** start Supplied records **

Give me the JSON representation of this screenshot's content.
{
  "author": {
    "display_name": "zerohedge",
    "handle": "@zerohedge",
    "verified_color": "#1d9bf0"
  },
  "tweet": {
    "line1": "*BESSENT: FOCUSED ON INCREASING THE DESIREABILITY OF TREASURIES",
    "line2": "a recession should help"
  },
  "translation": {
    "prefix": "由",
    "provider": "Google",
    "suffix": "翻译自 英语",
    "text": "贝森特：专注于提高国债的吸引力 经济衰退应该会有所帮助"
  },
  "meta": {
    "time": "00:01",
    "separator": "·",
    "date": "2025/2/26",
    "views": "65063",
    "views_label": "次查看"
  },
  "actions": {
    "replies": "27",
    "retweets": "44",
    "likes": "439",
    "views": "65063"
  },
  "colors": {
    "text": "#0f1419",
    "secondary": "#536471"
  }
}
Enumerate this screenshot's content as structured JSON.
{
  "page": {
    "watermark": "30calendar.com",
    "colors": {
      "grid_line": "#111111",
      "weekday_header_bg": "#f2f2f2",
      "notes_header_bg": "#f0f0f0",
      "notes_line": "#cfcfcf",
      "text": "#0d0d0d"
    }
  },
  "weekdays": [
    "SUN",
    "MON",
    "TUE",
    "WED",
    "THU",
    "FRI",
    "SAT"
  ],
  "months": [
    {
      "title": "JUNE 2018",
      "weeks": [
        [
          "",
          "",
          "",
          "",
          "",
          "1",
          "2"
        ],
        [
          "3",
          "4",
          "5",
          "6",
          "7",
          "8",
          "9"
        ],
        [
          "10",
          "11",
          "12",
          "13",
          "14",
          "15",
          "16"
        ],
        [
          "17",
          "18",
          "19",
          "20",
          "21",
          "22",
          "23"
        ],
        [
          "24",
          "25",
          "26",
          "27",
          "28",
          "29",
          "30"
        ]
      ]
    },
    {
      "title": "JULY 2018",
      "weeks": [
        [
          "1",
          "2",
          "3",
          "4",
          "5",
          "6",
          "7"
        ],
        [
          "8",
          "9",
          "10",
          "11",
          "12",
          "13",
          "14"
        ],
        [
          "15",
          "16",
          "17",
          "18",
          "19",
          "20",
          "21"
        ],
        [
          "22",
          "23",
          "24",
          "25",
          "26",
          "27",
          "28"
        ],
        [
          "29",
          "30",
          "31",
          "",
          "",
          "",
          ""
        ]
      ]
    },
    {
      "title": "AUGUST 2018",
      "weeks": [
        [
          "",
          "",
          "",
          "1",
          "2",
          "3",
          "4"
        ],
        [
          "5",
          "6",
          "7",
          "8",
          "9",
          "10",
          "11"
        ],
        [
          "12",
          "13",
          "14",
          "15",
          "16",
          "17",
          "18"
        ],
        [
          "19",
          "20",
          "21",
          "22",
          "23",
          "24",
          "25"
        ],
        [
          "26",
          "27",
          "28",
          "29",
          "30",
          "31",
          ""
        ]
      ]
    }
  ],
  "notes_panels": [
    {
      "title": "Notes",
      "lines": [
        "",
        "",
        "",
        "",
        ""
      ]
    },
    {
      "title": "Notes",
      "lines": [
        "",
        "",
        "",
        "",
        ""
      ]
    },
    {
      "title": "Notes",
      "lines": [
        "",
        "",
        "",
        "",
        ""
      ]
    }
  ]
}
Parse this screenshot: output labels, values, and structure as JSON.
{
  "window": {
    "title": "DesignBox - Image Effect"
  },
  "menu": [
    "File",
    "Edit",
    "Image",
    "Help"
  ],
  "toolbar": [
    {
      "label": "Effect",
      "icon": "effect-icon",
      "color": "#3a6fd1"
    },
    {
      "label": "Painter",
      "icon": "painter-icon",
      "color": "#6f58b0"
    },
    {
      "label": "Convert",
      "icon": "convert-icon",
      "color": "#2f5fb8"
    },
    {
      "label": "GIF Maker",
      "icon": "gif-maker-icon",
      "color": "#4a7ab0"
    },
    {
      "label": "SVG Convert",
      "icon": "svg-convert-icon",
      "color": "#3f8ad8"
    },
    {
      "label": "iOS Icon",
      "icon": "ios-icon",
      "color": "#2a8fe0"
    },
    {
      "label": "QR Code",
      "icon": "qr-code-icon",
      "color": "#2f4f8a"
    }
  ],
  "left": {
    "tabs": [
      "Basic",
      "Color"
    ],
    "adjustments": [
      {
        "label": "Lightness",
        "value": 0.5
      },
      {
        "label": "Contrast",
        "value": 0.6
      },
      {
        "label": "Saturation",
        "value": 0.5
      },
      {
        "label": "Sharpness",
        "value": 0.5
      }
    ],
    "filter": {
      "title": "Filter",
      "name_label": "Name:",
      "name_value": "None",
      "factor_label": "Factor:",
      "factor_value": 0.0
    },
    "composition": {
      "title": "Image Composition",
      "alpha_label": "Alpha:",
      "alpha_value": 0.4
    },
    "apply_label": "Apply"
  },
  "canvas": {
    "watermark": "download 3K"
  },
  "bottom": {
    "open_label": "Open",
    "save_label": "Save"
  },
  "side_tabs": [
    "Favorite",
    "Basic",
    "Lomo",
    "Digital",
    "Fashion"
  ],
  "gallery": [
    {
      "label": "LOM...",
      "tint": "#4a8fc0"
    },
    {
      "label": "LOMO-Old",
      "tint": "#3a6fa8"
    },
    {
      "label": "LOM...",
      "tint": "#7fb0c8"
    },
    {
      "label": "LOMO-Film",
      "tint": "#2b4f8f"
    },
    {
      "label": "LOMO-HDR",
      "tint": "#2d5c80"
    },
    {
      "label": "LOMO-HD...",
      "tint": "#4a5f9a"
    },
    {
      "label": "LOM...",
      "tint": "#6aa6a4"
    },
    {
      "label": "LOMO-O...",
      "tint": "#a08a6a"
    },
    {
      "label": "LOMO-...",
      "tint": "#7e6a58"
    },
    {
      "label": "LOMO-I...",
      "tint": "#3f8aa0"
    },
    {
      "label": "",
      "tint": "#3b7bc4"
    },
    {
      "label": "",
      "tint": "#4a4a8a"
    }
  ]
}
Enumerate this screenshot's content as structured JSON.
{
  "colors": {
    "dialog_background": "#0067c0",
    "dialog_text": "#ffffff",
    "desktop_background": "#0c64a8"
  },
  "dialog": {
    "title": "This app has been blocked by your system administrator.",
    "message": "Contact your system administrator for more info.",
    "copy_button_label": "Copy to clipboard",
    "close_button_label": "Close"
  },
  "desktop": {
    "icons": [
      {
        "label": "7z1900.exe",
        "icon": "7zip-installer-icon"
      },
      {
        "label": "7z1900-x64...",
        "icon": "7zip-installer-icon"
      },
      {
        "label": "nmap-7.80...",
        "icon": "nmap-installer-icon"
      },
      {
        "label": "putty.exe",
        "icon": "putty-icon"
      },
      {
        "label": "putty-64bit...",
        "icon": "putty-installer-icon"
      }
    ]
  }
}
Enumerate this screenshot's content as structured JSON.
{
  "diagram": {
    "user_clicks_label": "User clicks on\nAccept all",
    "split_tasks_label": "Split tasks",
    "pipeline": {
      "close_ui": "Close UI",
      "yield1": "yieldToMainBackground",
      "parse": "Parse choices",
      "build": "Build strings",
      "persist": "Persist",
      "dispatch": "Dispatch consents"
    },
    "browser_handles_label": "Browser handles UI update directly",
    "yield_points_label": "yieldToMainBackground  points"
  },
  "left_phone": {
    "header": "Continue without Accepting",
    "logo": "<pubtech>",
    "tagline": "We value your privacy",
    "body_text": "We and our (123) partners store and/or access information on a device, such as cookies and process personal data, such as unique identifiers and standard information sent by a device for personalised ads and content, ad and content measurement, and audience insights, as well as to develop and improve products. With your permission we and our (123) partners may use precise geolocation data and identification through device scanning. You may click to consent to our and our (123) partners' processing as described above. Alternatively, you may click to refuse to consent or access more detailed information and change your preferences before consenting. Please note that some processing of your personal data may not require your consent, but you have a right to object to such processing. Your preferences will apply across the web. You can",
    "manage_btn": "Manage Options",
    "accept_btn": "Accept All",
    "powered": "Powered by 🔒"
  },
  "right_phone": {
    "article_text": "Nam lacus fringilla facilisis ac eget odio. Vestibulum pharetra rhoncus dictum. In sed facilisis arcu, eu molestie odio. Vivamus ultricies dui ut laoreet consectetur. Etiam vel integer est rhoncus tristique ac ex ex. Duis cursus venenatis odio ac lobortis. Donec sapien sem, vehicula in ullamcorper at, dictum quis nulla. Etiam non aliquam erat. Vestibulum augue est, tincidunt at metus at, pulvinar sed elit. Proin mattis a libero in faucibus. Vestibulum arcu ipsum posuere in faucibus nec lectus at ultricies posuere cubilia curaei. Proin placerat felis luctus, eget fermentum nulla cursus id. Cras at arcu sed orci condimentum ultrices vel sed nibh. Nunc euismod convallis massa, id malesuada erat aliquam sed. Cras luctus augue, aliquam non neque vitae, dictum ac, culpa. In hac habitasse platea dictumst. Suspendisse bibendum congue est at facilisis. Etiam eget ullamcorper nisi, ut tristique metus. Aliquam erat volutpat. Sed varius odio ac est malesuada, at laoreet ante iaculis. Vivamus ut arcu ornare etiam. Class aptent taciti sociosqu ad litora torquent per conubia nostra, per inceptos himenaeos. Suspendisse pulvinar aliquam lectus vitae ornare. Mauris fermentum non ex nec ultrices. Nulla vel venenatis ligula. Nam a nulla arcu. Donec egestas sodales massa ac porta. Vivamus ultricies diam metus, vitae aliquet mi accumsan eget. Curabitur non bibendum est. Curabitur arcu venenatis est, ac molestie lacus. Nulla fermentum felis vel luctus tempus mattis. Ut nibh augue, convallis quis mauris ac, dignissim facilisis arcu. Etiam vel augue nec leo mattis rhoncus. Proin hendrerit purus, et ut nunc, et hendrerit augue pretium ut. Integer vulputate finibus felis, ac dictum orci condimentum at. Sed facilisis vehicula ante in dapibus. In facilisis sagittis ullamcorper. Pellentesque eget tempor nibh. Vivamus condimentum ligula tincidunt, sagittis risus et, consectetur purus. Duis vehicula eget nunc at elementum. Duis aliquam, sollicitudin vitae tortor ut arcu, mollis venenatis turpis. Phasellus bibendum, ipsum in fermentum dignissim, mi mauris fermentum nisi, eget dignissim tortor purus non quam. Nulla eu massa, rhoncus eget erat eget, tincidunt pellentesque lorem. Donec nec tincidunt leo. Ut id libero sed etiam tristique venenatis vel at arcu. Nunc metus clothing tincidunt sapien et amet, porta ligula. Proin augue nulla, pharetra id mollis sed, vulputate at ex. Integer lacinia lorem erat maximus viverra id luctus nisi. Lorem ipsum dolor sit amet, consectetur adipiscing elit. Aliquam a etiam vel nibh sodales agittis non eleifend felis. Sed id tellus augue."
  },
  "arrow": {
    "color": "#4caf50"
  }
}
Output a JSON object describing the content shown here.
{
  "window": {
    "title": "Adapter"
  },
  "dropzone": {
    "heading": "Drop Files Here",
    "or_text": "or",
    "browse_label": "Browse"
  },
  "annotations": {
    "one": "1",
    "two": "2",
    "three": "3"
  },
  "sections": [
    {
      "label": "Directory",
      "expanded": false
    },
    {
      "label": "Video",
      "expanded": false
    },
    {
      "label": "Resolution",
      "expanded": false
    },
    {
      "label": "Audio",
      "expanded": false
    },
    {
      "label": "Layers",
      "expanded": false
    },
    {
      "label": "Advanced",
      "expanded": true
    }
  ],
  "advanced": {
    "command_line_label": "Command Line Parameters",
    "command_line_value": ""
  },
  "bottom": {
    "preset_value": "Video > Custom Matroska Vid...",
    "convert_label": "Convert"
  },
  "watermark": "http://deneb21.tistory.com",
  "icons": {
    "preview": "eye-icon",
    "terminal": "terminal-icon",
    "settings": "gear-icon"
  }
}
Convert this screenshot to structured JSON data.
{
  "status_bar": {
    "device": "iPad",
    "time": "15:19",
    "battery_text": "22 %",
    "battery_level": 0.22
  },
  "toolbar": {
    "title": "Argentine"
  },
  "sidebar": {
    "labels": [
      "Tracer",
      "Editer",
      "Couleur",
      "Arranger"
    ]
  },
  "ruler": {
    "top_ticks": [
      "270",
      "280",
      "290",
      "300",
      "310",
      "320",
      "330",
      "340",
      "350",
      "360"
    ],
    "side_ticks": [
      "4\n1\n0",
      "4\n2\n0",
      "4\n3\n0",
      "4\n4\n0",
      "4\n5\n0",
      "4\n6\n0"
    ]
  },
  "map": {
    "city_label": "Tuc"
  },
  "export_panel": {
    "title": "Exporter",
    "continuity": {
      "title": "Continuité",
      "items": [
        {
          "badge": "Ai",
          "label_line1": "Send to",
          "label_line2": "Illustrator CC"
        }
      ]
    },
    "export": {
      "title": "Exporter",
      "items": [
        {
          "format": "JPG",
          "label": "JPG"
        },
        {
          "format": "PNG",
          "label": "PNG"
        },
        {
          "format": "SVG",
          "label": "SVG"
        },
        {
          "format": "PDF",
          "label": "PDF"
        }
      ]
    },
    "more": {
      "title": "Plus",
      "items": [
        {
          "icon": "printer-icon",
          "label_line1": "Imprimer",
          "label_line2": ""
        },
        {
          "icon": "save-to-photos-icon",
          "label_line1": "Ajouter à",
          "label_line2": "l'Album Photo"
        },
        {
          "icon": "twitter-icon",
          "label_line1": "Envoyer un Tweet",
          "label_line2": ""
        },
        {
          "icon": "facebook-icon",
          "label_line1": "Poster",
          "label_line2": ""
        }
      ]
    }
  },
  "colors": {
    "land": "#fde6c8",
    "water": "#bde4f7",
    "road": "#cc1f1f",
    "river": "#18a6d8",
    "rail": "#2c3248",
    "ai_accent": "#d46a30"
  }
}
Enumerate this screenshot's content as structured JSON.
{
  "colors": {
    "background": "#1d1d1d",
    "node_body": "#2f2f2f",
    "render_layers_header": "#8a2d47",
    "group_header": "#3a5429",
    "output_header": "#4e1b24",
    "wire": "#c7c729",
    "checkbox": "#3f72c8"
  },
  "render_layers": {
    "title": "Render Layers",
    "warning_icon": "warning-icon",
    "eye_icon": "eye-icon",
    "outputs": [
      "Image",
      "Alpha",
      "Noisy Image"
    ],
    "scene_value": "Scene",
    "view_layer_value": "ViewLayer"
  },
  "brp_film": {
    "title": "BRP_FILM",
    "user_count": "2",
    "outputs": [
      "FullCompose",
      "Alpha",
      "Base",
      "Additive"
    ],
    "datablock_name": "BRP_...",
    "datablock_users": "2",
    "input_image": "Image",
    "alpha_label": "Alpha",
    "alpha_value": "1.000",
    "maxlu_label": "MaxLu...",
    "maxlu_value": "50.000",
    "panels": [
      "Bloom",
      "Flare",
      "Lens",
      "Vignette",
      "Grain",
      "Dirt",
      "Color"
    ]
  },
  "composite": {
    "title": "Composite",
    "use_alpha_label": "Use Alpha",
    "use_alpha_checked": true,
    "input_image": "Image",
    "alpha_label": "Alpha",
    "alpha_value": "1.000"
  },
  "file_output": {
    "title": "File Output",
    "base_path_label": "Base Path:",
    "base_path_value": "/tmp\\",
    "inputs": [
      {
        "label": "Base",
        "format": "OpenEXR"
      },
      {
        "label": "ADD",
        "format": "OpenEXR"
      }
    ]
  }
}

** end Supplied records **

Exercise: Show all lines from the data above in which the word "zerohedge" appears.

Solution for this task:
    "display_name": "zerohedge",
    "handle": "@zerohedge",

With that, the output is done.